** start Given data **

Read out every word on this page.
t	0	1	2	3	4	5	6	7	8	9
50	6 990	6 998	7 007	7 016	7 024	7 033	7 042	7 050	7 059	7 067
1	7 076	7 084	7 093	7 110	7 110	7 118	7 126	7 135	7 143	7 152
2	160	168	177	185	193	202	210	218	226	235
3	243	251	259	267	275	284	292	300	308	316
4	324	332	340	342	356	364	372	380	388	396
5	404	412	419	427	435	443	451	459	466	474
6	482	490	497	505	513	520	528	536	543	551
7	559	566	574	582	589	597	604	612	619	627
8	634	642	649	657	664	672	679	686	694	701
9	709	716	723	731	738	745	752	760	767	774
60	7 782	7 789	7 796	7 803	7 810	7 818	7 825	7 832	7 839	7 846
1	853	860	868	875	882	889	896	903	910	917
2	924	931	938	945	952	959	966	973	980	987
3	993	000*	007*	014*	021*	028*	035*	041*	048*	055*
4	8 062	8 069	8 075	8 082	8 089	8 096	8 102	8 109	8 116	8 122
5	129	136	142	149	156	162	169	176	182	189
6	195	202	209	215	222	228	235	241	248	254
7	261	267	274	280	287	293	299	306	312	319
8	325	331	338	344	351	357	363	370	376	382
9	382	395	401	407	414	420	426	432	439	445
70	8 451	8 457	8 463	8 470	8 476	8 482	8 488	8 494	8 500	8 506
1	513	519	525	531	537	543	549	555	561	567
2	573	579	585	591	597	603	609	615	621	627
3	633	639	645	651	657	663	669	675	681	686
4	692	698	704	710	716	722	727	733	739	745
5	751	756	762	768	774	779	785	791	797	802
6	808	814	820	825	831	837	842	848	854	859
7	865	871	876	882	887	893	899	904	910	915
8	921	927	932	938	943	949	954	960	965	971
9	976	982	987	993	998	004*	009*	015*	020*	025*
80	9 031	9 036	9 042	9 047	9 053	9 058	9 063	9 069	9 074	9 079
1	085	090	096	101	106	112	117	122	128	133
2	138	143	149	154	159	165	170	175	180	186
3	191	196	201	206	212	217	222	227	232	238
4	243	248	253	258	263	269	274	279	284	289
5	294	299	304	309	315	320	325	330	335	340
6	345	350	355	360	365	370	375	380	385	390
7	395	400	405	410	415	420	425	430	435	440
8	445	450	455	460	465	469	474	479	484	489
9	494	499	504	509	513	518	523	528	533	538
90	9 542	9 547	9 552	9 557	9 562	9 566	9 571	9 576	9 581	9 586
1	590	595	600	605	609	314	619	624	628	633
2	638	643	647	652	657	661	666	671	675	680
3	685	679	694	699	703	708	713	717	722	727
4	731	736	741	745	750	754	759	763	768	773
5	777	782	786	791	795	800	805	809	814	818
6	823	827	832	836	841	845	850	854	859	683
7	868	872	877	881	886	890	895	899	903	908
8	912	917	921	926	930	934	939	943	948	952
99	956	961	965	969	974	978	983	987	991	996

** end Given data **

Task:
Return what is listed above, exactly and completely.

Worked answer:
Read out every word on this page.
t	0	1	2	3	4	5	6	7	8	9
50	6 990	6 998	7 007	7 016	7 024	7 033	7 042	7 050	7 059	7 067
1	7 076	7 084	7 093	7 110	7 110	7 118	7 126	7 135	7 143	7 152
2	160	168	177	185	193	202	210	218	226	235
3	243	251	259	267	275	284	292	300	308	316
4	324	332	340	342	356	364	372	380	388	396
5	404	412	419	427	435	443	451	459	466	474
6	482	490	497	505	513	520	528	536	543	551
7	559	566	574	582	589	597	604	612	619	627
8	634	642	649	657	664	672	679	686	694	701
9	709	716	723	731	738	745	752	760	767	774
60	7 782	7 789	7 796	7 803	7 810	7 818	7 825	7 832	7 839	7 846
1	853	860	868	875	882	889	896	903	910	917
2	924	931	938	945	952	959	966	973	980	987
3	993	000*	007*	014*	021*	028*	035*	041*	048*	055*
4	8 062	8 069	8 075	8 082	8 089	8 096	8 102	8 109	8 116	8 122
5	129	136	142	149	156	162	169	176	182	189
6	195	202	209	215	222	228	235	241	248	254
7	261	267	274	280	287	293	299	306	312	319
8	325	331	338	344	351	357	363	370	376	382
9	382	395	401	407	414	420	426	432	439	445
70	8 451	8 457	8 463	8 470	8 476	8 482	8 488	8 494	8 500	8 506
1	513	519	525	531	537	543	549	555	561	567
2	573	579	585	591	597	603	609	615	621	627
3	633	639	645	651	657	663	669	675	681	686
4	692	698	704	710	716	722	727	733	739	745
5	751	756	762	768	774	779	785	791	797	802
6	808	814	820	825	831	837	842	848	854	859
7	865	871	876	882	887	893	899	904	910	915
8	921	927	932	938	943	949	954	960	965	971
9	976	982	987	993	998	004*	009*	015*	020*	025*
80	9 031	9 036	9 042	9 047	9 053	9 058	9 063	9 069	9 074	9 079
1	085	090	096	101	106	112	117	122	128	133
2	138	143	149	154	159	165	170	175	180	186
3	191	196	201	206	212	217	222	227	232	238
4	243	248	253	258	263	269	274	279	284	289
5	294	299	304	309	315	320	325	330	335	340
6	345	350	355	360	365	370	375	380	385	390
7	395	400	405	410	415	420	425	430	435	440
8	445	450	455	460	465	469	474	479	484	489
9	494	499	504	509	513	518	523	528	533	538
90	9 542	9 547	9 552	9 557	9 562	9 566	9 571	9 576	9 581	9 586
1	590	595	600	605	609	314	619	624	628	633
2	638	643	647	652	657	661	666	671	675	680
3	685	679	694	699	703	708	713	717	722	727
4	731	736	741	745	750	754	759	763	768	773
5	777	782	786	791	795	800	805	809	814	818
6	823	827	832	836	841	845	850	854	859	683
7	868	872	877	881	886	890	895	899	903	908
8	912	917	921	926	930	934	939	943	948	952
99	956	961	965	969	974	978	983	987	991	996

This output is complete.